▸ **Description of the task**: Copy out every line of the data exactly.

Dataset items
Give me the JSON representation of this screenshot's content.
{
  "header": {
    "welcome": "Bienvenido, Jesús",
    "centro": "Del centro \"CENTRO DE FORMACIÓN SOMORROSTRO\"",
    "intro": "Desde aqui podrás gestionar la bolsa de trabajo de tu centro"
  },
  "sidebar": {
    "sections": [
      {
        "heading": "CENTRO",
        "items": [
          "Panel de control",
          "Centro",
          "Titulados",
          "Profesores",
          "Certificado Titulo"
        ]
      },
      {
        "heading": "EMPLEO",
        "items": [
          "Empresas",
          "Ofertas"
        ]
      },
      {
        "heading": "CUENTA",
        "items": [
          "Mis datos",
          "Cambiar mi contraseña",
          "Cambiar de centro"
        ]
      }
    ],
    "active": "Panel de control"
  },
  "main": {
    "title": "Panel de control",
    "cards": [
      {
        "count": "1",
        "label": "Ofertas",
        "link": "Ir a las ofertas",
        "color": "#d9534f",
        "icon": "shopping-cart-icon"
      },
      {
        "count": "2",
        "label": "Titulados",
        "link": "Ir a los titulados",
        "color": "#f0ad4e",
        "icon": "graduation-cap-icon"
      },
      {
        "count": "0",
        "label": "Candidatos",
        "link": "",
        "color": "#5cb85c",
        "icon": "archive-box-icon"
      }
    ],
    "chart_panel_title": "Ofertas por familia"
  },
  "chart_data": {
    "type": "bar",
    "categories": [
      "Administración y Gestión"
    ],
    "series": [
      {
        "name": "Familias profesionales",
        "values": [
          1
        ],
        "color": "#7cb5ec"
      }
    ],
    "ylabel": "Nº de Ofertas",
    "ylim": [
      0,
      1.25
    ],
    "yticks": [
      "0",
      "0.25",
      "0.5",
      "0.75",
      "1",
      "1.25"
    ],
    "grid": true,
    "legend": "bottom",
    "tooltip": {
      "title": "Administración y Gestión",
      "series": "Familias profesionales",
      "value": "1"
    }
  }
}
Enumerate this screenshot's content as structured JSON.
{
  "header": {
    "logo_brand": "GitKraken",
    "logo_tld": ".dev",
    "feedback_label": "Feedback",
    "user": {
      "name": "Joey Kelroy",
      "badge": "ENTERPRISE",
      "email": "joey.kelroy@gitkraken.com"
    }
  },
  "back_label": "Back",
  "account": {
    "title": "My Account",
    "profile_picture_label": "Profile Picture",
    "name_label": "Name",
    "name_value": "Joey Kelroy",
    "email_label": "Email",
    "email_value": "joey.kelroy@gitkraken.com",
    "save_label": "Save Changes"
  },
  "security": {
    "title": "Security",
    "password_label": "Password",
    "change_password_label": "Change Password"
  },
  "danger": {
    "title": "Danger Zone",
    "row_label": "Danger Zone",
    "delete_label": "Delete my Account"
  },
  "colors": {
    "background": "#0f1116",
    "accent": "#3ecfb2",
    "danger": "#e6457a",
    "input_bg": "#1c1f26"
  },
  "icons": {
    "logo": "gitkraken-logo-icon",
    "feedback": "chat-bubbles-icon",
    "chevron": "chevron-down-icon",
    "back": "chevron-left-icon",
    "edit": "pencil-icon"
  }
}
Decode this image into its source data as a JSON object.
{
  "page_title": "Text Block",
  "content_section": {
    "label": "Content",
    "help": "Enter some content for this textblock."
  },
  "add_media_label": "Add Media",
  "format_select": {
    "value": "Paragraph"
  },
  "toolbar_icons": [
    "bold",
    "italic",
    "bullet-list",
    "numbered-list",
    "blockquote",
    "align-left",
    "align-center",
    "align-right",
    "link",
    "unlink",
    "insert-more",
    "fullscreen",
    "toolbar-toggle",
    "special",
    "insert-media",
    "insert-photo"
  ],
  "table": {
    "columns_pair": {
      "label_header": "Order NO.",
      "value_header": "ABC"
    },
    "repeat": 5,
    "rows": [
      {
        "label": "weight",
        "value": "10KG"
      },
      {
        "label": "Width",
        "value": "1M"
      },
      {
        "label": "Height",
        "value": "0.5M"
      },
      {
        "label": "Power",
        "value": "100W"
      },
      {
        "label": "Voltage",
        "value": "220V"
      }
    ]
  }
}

▸ **Written solution**:
Give me the JSON representation of this screenshot's content.
{
  "header": {
    "welcome": "Bienvenido, Jesús",
    "centro": "Del centro \"CENTRO DE FORMACIÓN SOMORROSTRO\"",
    "intro": "Desde aqui podrás gestionar la bolsa de trabajo de tu centro"
  },
  "sidebar": {
    "sections": [
      {
        "heading": "CENTRO",
        "items": [
          "Panel de control",
          "Centro",
          "Titulados",
          "Profesores",
          "Certificado Titulo"
        ]
      },
      {
        "heading": "EMPLEO",
        "items": [
          "Empresas",
          "Ofertas"
        ]
      },
      {
        "heading": "CUENTA",
        "items": [
          "Mis datos",
          "Cambiar mi contraseña",
          "Cambiar de centro"
        ]
      }
    ],
    "active": "Panel de control"
  },
  "main": {
    "title": "Panel de control",
    "cards": [
      {
        "count": "1",
        "label": "Ofertas",
        "link": "Ir a las ofertas",
        "color": "#d9534f",
        "icon": "shopping-cart-icon"
      },
      {
        "count": "2",
        "label": "Titulados",
        "link": "Ir a los titulados",
        "color": "#f0ad4e",
        "icon": "graduation-cap-icon"
      },
      {
        "count": "0",
        "label": "Candidatos",
        "link": "",
        "color": "#5cb85c",
        "icon": "archive-box-icon"
      }
    ],
    "chart_panel_title": "Ofertas por familia"
  },
  "chart_data": {
    "type": "bar",
    "categories": [
      "Administración y Gestión"
    ],
    "series": [
      {
        "name": "Familias profesionales",
        "values": [
          1
        ],
        "color": "#7cb5ec"
      }
    ],
    "ylabel": "Nº de Ofertas",
    "ylim": [
      0,
      1.25
    ],
    "yticks": [
      "0",
      "0.25",
      "0.5",
      "0.75",
      "1",
      "1.25"
    ],
    "grid": true,
    "legend": "bottom",
    "tooltip": {
      "title": "Administración y Gestión",
      "series": "Familias profesionales",
      "value": "1"
    }
  }
}
Enumerate this screenshot's content as structured JSON.
{
  "header": {
    "logo_brand": "GitKraken",
    "logo_tld": ".dev",
    "feedback_label": "Feedback",
    "user": {
      "name": "Joey Kelroy",
      "badge": "ENTERPRISE",
      "email": "joey.kelroy@gitkraken.com"
    }
  },
  "back_label": "Back",
  "account": {
    "title": "My Account",
    "profile_picture_label": "Profile Picture",
    "name_label": "Name",
    "name_value": "Joey Kelroy",
    "email_label": "Email",
    "email_value": "joey.kelroy@gitkraken.com",
    "save_label": "Save Changes"
  },
  "security": {
    "title": "Security",
    "password_label": "Password",
    "change_password_label": "Change Password"
  },
  "danger": {
    "title": "Danger Zone",
    "row_label": "Danger Zone",
    "delete_label": "Delete my Account"
  },
  "colors": {
    "background": "#0f1116",
    "accent": "#3ecfb2",
    "danger": "#e6457a",
    "input_bg": "#1c1f26"
  },
  "icons": {
    "logo": "gitkraken-logo-icon",
    "feedback": "chat-bubbles-icon",
    "chevron": "chevron-down-icon",
    "back": "chevron-left-icon",
    "edit": "pencil-icon"
  }
}
Decode this image into its source data as a JSON object.
{
  "page_title": "Text Block",
  "content_section": {
    "label": "Content",
    "help": "Enter some content for this textblock."
  },
  "add_media_label": "Add Media",
  "format_select": {
    "value": "Paragraph"
  },
  "toolbar_icons": [
    "bold",
    "italic",
    "bullet-list",
    "numbered-list",
    "blockquote",
    "align-left",
    "align-center",
    "align-right",
    "link",
    "unlink",
    "insert-more",
    "fullscreen",
    "toolbar-toggle",
    "special",
    "insert-media",
    "insert-photo"
  ],
  "table": {
    "columns_pair": {
      "label_header": "Order NO.",
      "value_header": "ABC"
    },
    "repeat": 5,
    "rows": [
      {
        "label": "weight",
        "value": "10KG"
      },
      {
        "label": "Width",
        "value": "1M"
      },
      {
        "label": "Height",
        "value": "0.5M"
      },
      {
        "label": "Power",
        "value": "100W"
      },
      {
        "label": "Voltage",
        "value": "220V"
      }
    ]
  }
}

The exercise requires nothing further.